**Dataset:**
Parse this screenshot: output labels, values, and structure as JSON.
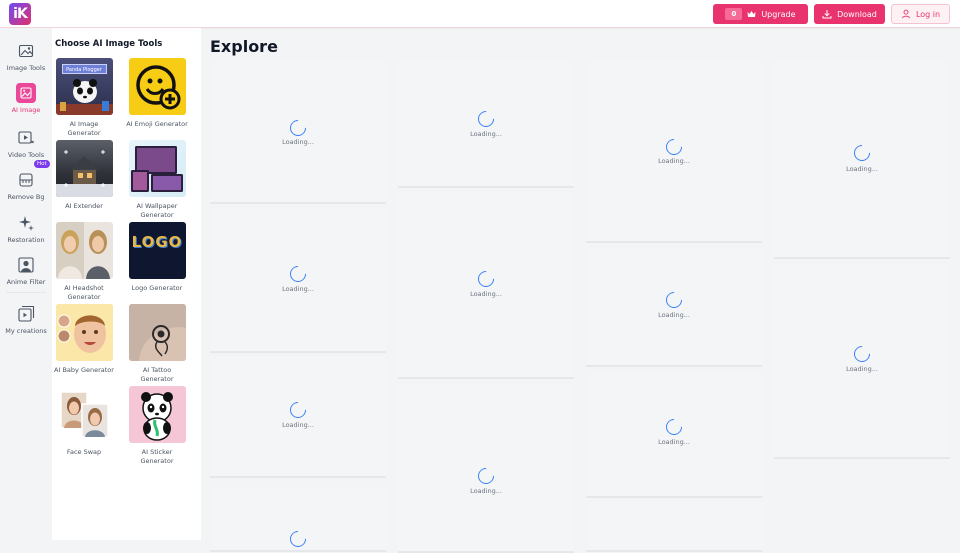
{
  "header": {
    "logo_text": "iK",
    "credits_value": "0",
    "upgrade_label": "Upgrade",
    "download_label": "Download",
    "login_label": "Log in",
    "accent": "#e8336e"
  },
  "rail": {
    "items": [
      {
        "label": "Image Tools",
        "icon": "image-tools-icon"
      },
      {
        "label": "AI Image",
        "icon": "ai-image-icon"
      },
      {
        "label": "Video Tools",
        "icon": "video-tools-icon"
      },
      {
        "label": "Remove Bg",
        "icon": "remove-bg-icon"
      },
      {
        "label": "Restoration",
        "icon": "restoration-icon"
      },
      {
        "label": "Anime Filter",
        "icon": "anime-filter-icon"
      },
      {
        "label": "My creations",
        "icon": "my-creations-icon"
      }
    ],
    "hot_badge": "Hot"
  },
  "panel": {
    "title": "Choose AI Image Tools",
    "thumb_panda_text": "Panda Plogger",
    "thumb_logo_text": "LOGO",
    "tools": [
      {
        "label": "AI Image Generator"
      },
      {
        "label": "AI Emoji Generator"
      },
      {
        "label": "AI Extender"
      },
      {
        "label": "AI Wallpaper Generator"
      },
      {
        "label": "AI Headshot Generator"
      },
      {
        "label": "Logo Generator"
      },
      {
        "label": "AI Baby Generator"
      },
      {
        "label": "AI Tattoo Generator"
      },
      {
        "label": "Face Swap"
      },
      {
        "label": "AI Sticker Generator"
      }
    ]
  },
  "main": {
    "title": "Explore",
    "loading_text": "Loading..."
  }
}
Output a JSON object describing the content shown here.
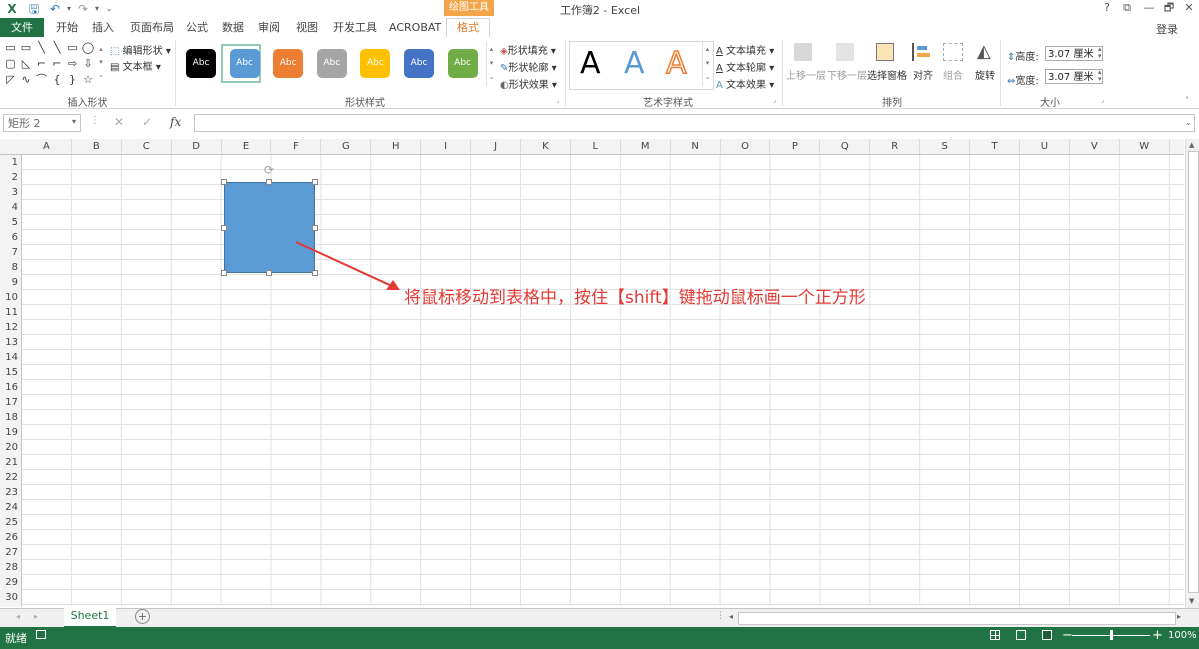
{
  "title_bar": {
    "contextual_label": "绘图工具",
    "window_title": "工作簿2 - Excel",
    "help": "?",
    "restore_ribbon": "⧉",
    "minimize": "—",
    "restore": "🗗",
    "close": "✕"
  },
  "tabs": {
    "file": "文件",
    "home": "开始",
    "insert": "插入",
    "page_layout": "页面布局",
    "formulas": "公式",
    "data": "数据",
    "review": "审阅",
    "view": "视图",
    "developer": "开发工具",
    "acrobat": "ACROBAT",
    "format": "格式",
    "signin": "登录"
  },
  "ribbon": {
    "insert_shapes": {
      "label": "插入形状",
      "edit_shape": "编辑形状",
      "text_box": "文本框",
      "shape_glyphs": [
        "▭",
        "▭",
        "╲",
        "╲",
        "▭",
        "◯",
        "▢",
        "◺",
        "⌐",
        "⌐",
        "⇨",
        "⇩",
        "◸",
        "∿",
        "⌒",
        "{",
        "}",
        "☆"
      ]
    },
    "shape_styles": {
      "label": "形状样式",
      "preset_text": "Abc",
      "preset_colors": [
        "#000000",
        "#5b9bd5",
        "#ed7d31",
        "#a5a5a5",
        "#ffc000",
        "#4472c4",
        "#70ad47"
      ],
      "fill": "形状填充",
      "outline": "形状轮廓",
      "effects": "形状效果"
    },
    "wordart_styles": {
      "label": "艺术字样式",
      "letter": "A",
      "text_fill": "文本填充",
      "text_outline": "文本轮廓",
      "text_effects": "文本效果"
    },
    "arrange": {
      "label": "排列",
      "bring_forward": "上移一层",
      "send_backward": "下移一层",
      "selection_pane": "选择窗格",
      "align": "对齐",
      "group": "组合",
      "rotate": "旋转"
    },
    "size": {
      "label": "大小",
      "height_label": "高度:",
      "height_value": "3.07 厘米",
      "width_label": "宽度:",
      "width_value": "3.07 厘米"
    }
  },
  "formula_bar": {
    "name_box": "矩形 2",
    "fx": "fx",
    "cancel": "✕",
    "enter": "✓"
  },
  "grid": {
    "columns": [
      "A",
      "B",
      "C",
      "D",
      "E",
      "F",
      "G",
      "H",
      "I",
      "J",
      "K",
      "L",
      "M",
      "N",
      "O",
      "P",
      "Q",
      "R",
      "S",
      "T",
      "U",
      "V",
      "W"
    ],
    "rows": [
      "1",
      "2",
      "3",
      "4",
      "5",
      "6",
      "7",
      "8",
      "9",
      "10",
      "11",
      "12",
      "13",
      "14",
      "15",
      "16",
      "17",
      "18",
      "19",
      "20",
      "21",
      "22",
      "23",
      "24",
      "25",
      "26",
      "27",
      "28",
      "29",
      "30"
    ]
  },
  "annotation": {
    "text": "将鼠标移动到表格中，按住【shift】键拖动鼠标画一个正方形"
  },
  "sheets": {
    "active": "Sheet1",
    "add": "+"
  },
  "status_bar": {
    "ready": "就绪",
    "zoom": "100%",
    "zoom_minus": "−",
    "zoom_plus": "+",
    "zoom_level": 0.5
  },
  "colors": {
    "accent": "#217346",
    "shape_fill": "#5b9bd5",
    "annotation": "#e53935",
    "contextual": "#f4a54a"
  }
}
* * *
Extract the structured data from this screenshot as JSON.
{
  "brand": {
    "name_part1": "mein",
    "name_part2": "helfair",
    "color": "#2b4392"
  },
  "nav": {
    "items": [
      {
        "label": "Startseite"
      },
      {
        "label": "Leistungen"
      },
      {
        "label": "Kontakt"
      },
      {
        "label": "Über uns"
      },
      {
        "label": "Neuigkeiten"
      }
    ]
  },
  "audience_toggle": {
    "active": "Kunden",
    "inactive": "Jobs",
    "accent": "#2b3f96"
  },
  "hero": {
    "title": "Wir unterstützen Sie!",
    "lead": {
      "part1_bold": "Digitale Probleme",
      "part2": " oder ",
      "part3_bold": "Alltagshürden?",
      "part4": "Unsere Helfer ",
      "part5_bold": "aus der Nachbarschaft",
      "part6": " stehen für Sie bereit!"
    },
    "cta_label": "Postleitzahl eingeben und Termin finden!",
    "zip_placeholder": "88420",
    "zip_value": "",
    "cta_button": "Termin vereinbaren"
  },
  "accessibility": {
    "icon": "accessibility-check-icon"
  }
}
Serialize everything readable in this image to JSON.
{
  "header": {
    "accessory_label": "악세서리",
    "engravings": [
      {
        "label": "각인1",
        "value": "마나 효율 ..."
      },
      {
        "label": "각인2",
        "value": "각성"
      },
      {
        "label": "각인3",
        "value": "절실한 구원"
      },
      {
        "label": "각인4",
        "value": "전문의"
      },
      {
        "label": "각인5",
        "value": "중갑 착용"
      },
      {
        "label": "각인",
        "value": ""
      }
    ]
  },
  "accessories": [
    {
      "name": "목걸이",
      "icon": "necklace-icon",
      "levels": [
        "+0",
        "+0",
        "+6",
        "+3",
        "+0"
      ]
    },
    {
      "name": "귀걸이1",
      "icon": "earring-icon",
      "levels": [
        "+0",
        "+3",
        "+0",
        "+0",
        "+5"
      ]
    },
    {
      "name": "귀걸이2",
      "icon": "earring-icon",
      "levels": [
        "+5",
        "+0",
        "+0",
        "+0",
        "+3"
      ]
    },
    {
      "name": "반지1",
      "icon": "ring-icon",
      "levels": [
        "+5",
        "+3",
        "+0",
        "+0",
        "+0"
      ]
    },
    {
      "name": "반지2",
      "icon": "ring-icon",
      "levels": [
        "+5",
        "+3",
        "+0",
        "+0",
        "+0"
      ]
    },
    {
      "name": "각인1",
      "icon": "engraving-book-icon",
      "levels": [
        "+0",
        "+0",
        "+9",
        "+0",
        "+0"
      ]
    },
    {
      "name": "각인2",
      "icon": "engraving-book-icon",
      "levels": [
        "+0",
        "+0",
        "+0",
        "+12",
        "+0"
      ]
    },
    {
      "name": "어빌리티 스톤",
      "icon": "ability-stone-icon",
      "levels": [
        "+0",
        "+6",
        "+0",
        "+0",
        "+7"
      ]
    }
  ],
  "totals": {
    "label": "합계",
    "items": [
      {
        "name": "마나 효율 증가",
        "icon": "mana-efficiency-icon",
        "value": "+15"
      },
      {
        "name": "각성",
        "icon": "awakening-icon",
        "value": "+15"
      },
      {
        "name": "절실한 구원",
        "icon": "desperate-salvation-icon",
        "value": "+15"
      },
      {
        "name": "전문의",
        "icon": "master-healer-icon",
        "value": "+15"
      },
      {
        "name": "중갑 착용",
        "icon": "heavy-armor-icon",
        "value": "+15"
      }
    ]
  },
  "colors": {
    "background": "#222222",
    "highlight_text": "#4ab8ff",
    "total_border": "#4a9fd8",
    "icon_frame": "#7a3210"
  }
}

**Exercise directions:** List all lines from the entries that include the word "Termin".

**Written answer:**
    "cta_label": "Postleitzahl eingeben und Termin finden!",
    "cta_button": "Termin vereinbaren"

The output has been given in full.